§ **MATERIAL FOR THIS TASK**
---+---
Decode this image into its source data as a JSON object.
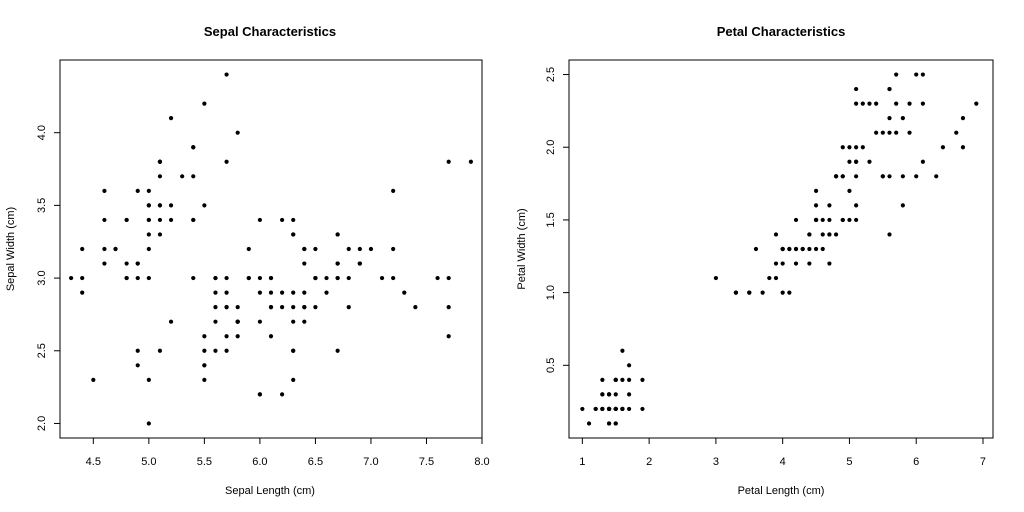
{
  "chart_data": [
    {
      "type": "scatter",
      "title": "Sepal Characteristics",
      "xlabel": "Sepal Length (cm)",
      "ylabel": "Sepal Width (cm)",
      "xlim": [
        4.2,
        8.0
      ],
      "ylim": [
        1.9,
        4.5
      ],
      "xticks": [
        "4.5",
        "5.0",
        "5.5",
        "6.0",
        "6.5",
        "7.0",
        "7.5",
        "8.0"
      ],
      "yticks": [
        "2.0",
        "2.5",
        "3.0",
        "3.5",
        "4.0"
      ],
      "grid": false,
      "point_color": "#000000",
      "points": [
        [
          5.1,
          3.5
        ],
        [
          4.9,
          3.0
        ],
        [
          4.7,
          3.2
        ],
        [
          4.6,
          3.1
        ],
        [
          5.0,
          3.6
        ],
        [
          5.4,
          3.9
        ],
        [
          4.6,
          3.4
        ],
        [
          5.0,
          3.4
        ],
        [
          4.4,
          2.9
        ],
        [
          4.9,
          3.1
        ],
        [
          5.4,
          3.7
        ],
        [
          4.8,
          3.4
        ],
        [
          4.8,
          3.0
        ],
        [
          4.3,
          3.0
        ],
        [
          5.8,
          4.0
        ],
        [
          5.7,
          4.4
        ],
        [
          5.4,
          3.9
        ],
        [
          5.1,
          3.5
        ],
        [
          5.7,
          3.8
        ],
        [
          5.1,
          3.8
        ],
        [
          5.4,
          3.4
        ],
        [
          5.1,
          3.7
        ],
        [
          4.6,
          3.6
        ],
        [
          5.1,
          3.3
        ],
        [
          4.8,
          3.4
        ],
        [
          5.0,
          3.0
        ],
        [
          5.0,
          3.4
        ],
        [
          5.2,
          3.5
        ],
        [
          5.2,
          3.4
        ],
        [
          4.7,
          3.2
        ],
        [
          4.8,
          3.1
        ],
        [
          5.4,
          3.4
        ],
        [
          5.2,
          4.1
        ],
        [
          5.5,
          4.2
        ],
        [
          4.9,
          3.1
        ],
        [
          5.0,
          3.2
        ],
        [
          5.5,
          3.5
        ],
        [
          4.9,
          3.6
        ],
        [
          4.4,
          3.0
        ],
        [
          5.1,
          3.4
        ],
        [
          5.0,
          3.5
        ],
        [
          4.5,
          2.3
        ],
        [
          4.4,
          3.2
        ],
        [
          5.0,
          3.5
        ],
        [
          5.1,
          3.8
        ],
        [
          4.8,
          3.0
        ],
        [
          5.1,
          3.8
        ],
        [
          4.6,
          3.2
        ],
        [
          5.3,
          3.7
        ],
        [
          5.0,
          3.3
        ],
        [
          7.0,
          3.2
        ],
        [
          6.4,
          3.2
        ],
        [
          6.9,
          3.1
        ],
        [
          5.5,
          2.3
        ],
        [
          6.5,
          2.8
        ],
        [
          5.7,
          2.8
        ],
        [
          6.3,
          3.3
        ],
        [
          4.9,
          2.4
        ],
        [
          6.6,
          2.9
        ],
        [
          5.2,
          2.7
        ],
        [
          5.0,
          2.0
        ],
        [
          5.9,
          3.0
        ],
        [
          6.0,
          2.2
        ],
        [
          6.1,
          2.9
        ],
        [
          5.6,
          2.9
        ],
        [
          6.7,
          3.1
        ],
        [
          5.6,
          3.0
        ],
        [
          5.8,
          2.7
        ],
        [
          6.2,
          2.2
        ],
        [
          5.6,
          2.5
        ],
        [
          5.9,
          3.2
        ],
        [
          6.1,
          2.8
        ],
        [
          6.3,
          2.5
        ],
        [
          6.1,
          2.8
        ],
        [
          6.4,
          2.9
        ],
        [
          6.6,
          3.0
        ],
        [
          6.8,
          2.8
        ],
        [
          6.7,
          3.0
        ],
        [
          6.0,
          2.9
        ],
        [
          5.7,
          2.6
        ],
        [
          5.5,
          2.4
        ],
        [
          5.5,
          2.4
        ],
        [
          5.8,
          2.7
        ],
        [
          6.0,
          2.7
        ],
        [
          5.4,
          3.0
        ],
        [
          6.0,
          3.4
        ],
        [
          6.7,
          3.1
        ],
        [
          6.3,
          2.3
        ],
        [
          5.6,
          3.0
        ],
        [
          5.5,
          2.5
        ],
        [
          5.5,
          2.6
        ],
        [
          6.1,
          3.0
        ],
        [
          5.8,
          2.6
        ],
        [
          5.0,
          2.3
        ],
        [
          5.6,
          2.7
        ],
        [
          5.7,
          3.0
        ],
        [
          5.7,
          2.9
        ],
        [
          6.2,
          2.9
        ],
        [
          5.1,
          2.5
        ],
        [
          5.7,
          2.8
        ],
        [
          6.3,
          3.3
        ],
        [
          5.8,
          2.7
        ],
        [
          7.1,
          3.0
        ],
        [
          6.3,
          2.9
        ],
        [
          6.5,
          3.0
        ],
        [
          7.6,
          3.0
        ],
        [
          4.9,
          2.5
        ],
        [
          7.3,
          2.9
        ],
        [
          6.7,
          2.5
        ],
        [
          7.2,
          3.6
        ],
        [
          6.5,
          3.2
        ],
        [
          6.4,
          2.7
        ],
        [
          6.8,
          3.0
        ],
        [
          5.7,
          2.5
        ],
        [
          5.8,
          2.8
        ],
        [
          6.4,
          3.2
        ],
        [
          6.5,
          3.0
        ],
        [
          7.7,
          3.8
        ],
        [
          7.7,
          2.6
        ],
        [
          6.0,
          2.2
        ],
        [
          6.9,
          3.2
        ],
        [
          5.6,
          2.8
        ],
        [
          7.7,
          2.8
        ],
        [
          6.3,
          2.7
        ],
        [
          6.7,
          3.3
        ],
        [
          7.2,
          3.2
        ],
        [
          6.2,
          2.8
        ],
        [
          6.1,
          3.0
        ],
        [
          6.4,
          2.8
        ],
        [
          7.2,
          3.0
        ],
        [
          7.4,
          2.8
        ],
        [
          7.9,
          3.8
        ],
        [
          6.4,
          2.8
        ],
        [
          6.3,
          2.8
        ],
        [
          6.1,
          2.6
        ],
        [
          7.7,
          3.0
        ],
        [
          6.3,
          3.4
        ],
        [
          6.4,
          3.1
        ],
        [
          6.0,
          3.0
        ],
        [
          6.9,
          3.1
        ],
        [
          6.7,
          3.1
        ],
        [
          6.9,
          3.1
        ],
        [
          5.8,
          2.7
        ],
        [
          6.8,
          3.2
        ],
        [
          6.7,
          3.3
        ],
        [
          6.7,
          3.0
        ],
        [
          6.3,
          2.5
        ],
        [
          6.5,
          3.0
        ],
        [
          6.2,
          3.4
        ],
        [
          5.9,
          3.0
        ]
      ]
    },
    {
      "type": "scatter",
      "title": "Petal Characteristics",
      "xlabel": "Petal Length (cm)",
      "ylabel": "Petal Width (cm)",
      "xlim": [
        0.8,
        7.15
      ],
      "ylim": [
        0.0,
        2.6
      ],
      "xticks": [
        "1",
        "2",
        "3",
        "4",
        "5",
        "6",
        "7"
      ],
      "yticks": [
        "0.5",
        "1.0",
        "1.5",
        "2.0",
        "2.5"
      ],
      "grid": false,
      "point_color": "#000000",
      "points": [
        [
          1.4,
          0.2
        ],
        [
          1.4,
          0.2
        ],
        [
          1.3,
          0.2
        ],
        [
          1.5,
          0.2
        ],
        [
          1.4,
          0.2
        ],
        [
          1.7,
          0.4
        ],
        [
          1.4,
          0.3
        ],
        [
          1.5,
          0.2
        ],
        [
          1.4,
          0.2
        ],
        [
          1.5,
          0.1
        ],
        [
          1.5,
          0.2
        ],
        [
          1.6,
          0.2
        ],
        [
          1.4,
          0.1
        ],
        [
          1.1,
          0.1
        ],
        [
          1.2,
          0.2
        ],
        [
          1.5,
          0.4
        ],
        [
          1.3,
          0.4
        ],
        [
          1.4,
          0.3
        ],
        [
          1.7,
          0.3
        ],
        [
          1.5,
          0.3
        ],
        [
          1.7,
          0.2
        ],
        [
          1.5,
          0.4
        ],
        [
          1.0,
          0.2
        ],
        [
          1.7,
          0.5
        ],
        [
          1.9,
          0.2
        ],
        [
          1.6,
          0.2
        ],
        [
          1.6,
          0.4
        ],
        [
          1.5,
          0.2
        ],
        [
          1.4,
          0.2
        ],
        [
          1.6,
          0.2
        ],
        [
          1.6,
          0.2
        ],
        [
          1.5,
          0.4
        ],
        [
          1.5,
          0.1
        ],
        [
          1.4,
          0.2
        ],
        [
          1.5,
          0.2
        ],
        [
          1.2,
          0.2
        ],
        [
          1.3,
          0.2
        ],
        [
          1.4,
          0.1
        ],
        [
          1.3,
          0.2
        ],
        [
          1.5,
          0.2
        ],
        [
          1.3,
          0.3
        ],
        [
          1.3,
          0.3
        ],
        [
          1.3,
          0.2
        ],
        [
          1.6,
          0.6
        ],
        [
          1.9,
          0.4
        ],
        [
          1.4,
          0.3
        ],
        [
          1.6,
          0.2
        ],
        [
          1.4,
          0.2
        ],
        [
          1.5,
          0.2
        ],
        [
          1.4,
          0.2
        ],
        [
          4.7,
          1.4
        ],
        [
          4.5,
          1.5
        ],
        [
          4.9,
          1.5
        ],
        [
          4.0,
          1.3
        ],
        [
          4.6,
          1.5
        ],
        [
          4.5,
          1.3
        ],
        [
          4.7,
          1.6
        ],
        [
          3.3,
          1.0
        ],
        [
          4.6,
          1.3
        ],
        [
          3.9,
          1.4
        ],
        [
          3.5,
          1.0
        ],
        [
          4.2,
          1.5
        ],
        [
          4.0,
          1.0
        ],
        [
          4.7,
          1.4
        ],
        [
          3.6,
          1.3
        ],
        [
          4.4,
          1.4
        ],
        [
          4.5,
          1.5
        ],
        [
          4.1,
          1.0
        ],
        [
          4.5,
          1.5
        ],
        [
          3.9,
          1.1
        ],
        [
          4.8,
          1.8
        ],
        [
          4.0,
          1.3
        ],
        [
          4.9,
          1.5
        ],
        [
          4.7,
          1.2
        ],
        [
          4.3,
          1.3
        ],
        [
          4.4,
          1.4
        ],
        [
          4.8,
          1.4
        ],
        [
          5.0,
          1.7
        ],
        [
          4.5,
          1.5
        ],
        [
          3.5,
          1.0
        ],
        [
          3.8,
          1.1
        ],
        [
          3.7,
          1.0
        ],
        [
          3.9,
          1.2
        ],
        [
          5.1,
          1.6
        ],
        [
          4.5,
          1.5
        ],
        [
          4.5,
          1.6
        ],
        [
          4.7,
          1.5
        ],
        [
          4.4,
          1.3
        ],
        [
          4.1,
          1.3
        ],
        [
          4.0,
          1.3
        ],
        [
          4.4,
          1.2
        ],
        [
          4.6,
          1.4
        ],
        [
          4.0,
          1.2
        ],
        [
          3.3,
          1.0
        ],
        [
          4.2,
          1.3
        ],
        [
          4.2,
          1.2
        ],
        [
          4.2,
          1.3
        ],
        [
          4.3,
          1.3
        ],
        [
          3.0,
          1.1
        ],
        [
          4.1,
          1.3
        ],
        [
          6.0,
          2.5
        ],
        [
          5.1,
          1.9
        ],
        [
          5.9,
          2.1
        ],
        [
          5.6,
          1.8
        ],
        [
          5.8,
          2.2
        ],
        [
          6.6,
          2.1
        ],
        [
          4.5,
          1.7
        ],
        [
          6.3,
          1.8
        ],
        [
          5.8,
          1.8
        ],
        [
          6.1,
          2.5
        ],
        [
          5.1,
          2.0
        ],
        [
          5.3,
          1.9
        ],
        [
          5.5,
          2.1
        ],
        [
          5.0,
          2.0
        ],
        [
          5.1,
          2.4
        ],
        [
          5.3,
          2.3
        ],
        [
          5.5,
          1.8
        ],
        [
          6.7,
          2.2
        ],
        [
          6.9,
          2.3
        ],
        [
          5.0,
          1.5
        ],
        [
          5.7,
          2.3
        ],
        [
          4.9,
          2.0
        ],
        [
          6.7,
          2.0
        ],
        [
          4.9,
          1.8
        ],
        [
          5.7,
          2.1
        ],
        [
          6.0,
          1.8
        ],
        [
          4.8,
          1.8
        ],
        [
          4.9,
          1.8
        ],
        [
          5.6,
          2.1
        ],
        [
          5.8,
          1.6
        ],
        [
          6.1,
          1.9
        ],
        [
          6.4,
          2.0
        ],
        [
          5.6,
          2.2
        ],
        [
          5.1,
          1.5
        ],
        [
          5.6,
          1.4
        ],
        [
          6.1,
          2.3
        ],
        [
          5.6,
          2.4
        ],
        [
          5.5,
          1.8
        ],
        [
          4.8,
          1.8
        ],
        [
          5.4,
          2.1
        ],
        [
          5.6,
          2.4
        ],
        [
          5.1,
          2.3
        ],
        [
          5.1,
          1.9
        ],
        [
          5.9,
          2.3
        ],
        [
          5.7,
          2.5
        ],
        [
          5.2,
          2.3
        ],
        [
          5.0,
          1.9
        ],
        [
          5.2,
          2.0
        ],
        [
          5.4,
          2.3
        ],
        [
          5.1,
          1.8
        ]
      ]
    }
  ]
}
---+---
§ **EXERCISE**
Look through the material and say how many lines hold "Petal". Give the number only.

§ **FULL SOLUTION**
3